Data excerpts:
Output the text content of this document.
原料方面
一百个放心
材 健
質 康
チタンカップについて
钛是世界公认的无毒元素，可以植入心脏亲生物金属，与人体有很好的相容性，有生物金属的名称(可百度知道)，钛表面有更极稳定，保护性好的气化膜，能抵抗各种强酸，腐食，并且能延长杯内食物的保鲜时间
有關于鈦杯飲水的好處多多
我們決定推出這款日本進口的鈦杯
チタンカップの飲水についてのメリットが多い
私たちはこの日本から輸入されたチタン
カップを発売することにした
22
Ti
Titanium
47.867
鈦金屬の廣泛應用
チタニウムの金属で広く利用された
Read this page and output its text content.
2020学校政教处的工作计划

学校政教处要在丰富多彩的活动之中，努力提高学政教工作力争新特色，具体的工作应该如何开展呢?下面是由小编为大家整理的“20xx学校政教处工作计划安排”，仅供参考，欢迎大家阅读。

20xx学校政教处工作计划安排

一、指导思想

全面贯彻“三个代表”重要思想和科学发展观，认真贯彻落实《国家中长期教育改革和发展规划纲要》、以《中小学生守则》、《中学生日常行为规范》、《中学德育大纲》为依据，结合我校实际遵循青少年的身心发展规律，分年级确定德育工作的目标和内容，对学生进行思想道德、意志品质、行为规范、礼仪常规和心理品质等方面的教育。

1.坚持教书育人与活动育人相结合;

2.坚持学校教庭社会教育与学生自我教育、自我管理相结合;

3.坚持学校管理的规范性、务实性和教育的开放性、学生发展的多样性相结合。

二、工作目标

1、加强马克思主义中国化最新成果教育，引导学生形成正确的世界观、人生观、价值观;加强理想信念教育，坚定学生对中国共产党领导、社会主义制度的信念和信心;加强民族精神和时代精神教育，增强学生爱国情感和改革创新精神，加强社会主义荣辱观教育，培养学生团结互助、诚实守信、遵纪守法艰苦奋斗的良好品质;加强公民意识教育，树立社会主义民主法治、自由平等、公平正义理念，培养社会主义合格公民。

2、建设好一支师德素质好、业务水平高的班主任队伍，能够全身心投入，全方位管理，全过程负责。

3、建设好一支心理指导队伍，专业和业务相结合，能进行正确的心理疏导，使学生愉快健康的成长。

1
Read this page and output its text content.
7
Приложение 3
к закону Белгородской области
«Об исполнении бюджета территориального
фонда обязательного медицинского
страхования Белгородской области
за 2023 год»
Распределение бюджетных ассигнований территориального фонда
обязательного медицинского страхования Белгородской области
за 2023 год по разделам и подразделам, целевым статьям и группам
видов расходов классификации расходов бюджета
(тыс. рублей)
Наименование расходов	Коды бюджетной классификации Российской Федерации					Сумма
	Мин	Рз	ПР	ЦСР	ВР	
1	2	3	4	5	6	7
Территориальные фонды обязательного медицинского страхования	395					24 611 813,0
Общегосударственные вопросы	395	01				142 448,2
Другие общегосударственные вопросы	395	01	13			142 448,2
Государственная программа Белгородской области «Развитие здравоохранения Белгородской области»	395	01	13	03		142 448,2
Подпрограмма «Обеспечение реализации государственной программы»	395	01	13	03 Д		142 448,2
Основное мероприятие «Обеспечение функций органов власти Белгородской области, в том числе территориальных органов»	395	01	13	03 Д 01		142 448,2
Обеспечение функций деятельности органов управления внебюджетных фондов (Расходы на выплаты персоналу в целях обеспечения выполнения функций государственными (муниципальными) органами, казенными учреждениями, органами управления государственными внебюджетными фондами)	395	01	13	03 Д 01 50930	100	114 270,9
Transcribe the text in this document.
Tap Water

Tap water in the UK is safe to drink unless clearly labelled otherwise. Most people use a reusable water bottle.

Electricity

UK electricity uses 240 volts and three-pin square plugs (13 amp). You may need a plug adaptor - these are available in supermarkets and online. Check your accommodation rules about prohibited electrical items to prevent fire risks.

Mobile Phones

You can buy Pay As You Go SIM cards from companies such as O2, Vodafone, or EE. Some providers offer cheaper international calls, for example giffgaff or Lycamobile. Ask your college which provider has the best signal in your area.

DIRECTIVE >>
Set down every record above exactly as given.

WRITTEN ANSWER >>
Output the text content of this document.
原料方面
一百个放心
材 健
質 康
チタンカップについて
钛是世界公认的无毒元素，可以植入心脏亲生物金属，与人体有很好的相容性，有生物金属的名称(可百度知道)，钛表面有更极稳定，保护性好的气化膜，能抵抗各种强酸，腐食，并且能延长杯内食物的保鲜时间
有關于鈦杯飲水的好處多多
我們決定推出這款日本進口的鈦杯
チタンカップの飲水についてのメリットが多い
私たちはこの日本から輸入されたチタン
カップを発売することにした
22
Ti
Titanium
47.867
鈦金屬の廣泛應用
チタニウムの金属で広く利用された
Read this page and output its text content.
2020学校政教处的工作计划

学校政教处要在丰富多彩的活动之中，努力提高学政教工作力争新特色，具体的工作应该如何开展呢?下面是由小编为大家整理的“20xx学校政教处工作计划安排”，仅供参考，欢迎大家阅读。

20xx学校政教处工作计划安排

一、指导思想

全面贯彻“三个代表”重要思想和科学发展观，认真贯彻落实《国家中长期教育改革和发展规划纲要》、以《中小学生守则》、《中学生日常行为规范》、《中学德育大纲》为依据，结合我校实际遵循青少年的身心发展规律，分年级确定德育工作的目标和内容，对学生进行思想道德、意志品质、行为规范、礼仪常规和心理品质等方面的教育。

1.坚持教书育人与活动育人相结合;

2.坚持学校教庭社会教育与学生自我教育、自我管理相结合;

3.坚持学校管理的规范性、务实性和教育的开放性、学生发展的多样性相结合。

二、工作目标

1、加强马克思主义中国化最新成果教育，引导学生形成正确的世界观、人生观、价值观;加强理想信念教育，坚定学生对中国共产党领导、社会主义制度的信念和信心;加强民族精神和时代精神教育，增强学生爱国情感和改革创新精神，加强社会主义荣辱观教育，培养学生团结互助、诚实守信、遵纪守法艰苦奋斗的良好品质;加强公民意识教育，树立社会主义民主法治、自由平等、公平正义理念，培养社会主义合格公民。

2、建设好一支师德素质好、业务水平高的班主任队伍，能够全身心投入，全方位管理，全过程负责。

3、建设好一支心理指导队伍，专业和业务相结合，能进行正确的心理疏导，使学生愉快健康的成长。

1
Read this page and output its text content.
7
Приложение 3
к закону Белгородской области
«Об исполнении бюджета территориального
фонда обязательного медицинского
страхования Белгородской области
за 2023 год»
Распределение бюджетных ассигнований территориального фонда
обязательного медицинского страхования Белгородской области
за 2023 год по разделам и подразделам, целевым статьям и группам
видов расходов классификации расходов бюджета
(тыс. рублей)
Наименование расходов	Коды бюджетной классификации Российской Федерации					Сумма
	Мин	Рз	ПР	ЦСР	ВР	
1	2	3	4	5	6	7
Территориальные фонды обязательного медицинского страхования	395					24 611 813,0
Общегосударственные вопросы	395	01				142 448,2
Другие общегосударственные вопросы	395	01	13			142 448,2
Государственная программа Белгородской области «Развитие здравоохранения Белгородской области»	395	01	13	03		142 448,2
Подпрограмма «Обеспечение реализации государственной программы»	395	01	13	03 Д		142 448,2
Основное мероприятие «Обеспечение функций органов власти Белгородской области, в том числе территориальных органов»	395	01	13	03 Д 01		142 448,2
Обеспечение функций деятельности органов управления внебюджетных фондов (Расходы на выплаты персоналу в целях обеспечения выполнения функций государственными (муниципальными) органами, казенными учреждениями, органами управления государственными внебюджетными фондами)	395	01	13	03 Д 01 50930	100	114 270,9
Transcribe the text in this document.
Tap Water

Tap water in the UK is safe to drink unless clearly labelled otherwise. Most people use a reusable water bottle.

Electricity

UK electricity uses 240 volts and three-pin square plugs (13 amp). You may need a plug adaptor - these are available in supermarkets and online. Check your accommodation rules about prohibited electrical items to prevent fire risks.

Mobile Phones

You can buy Pay As You Go SIM cards from companies such as O2, Vodafone, or EE. Some providers offer cheaper international calls, for example giffgaff or Lycamobile. Ask your college which provider has the best signal in your area.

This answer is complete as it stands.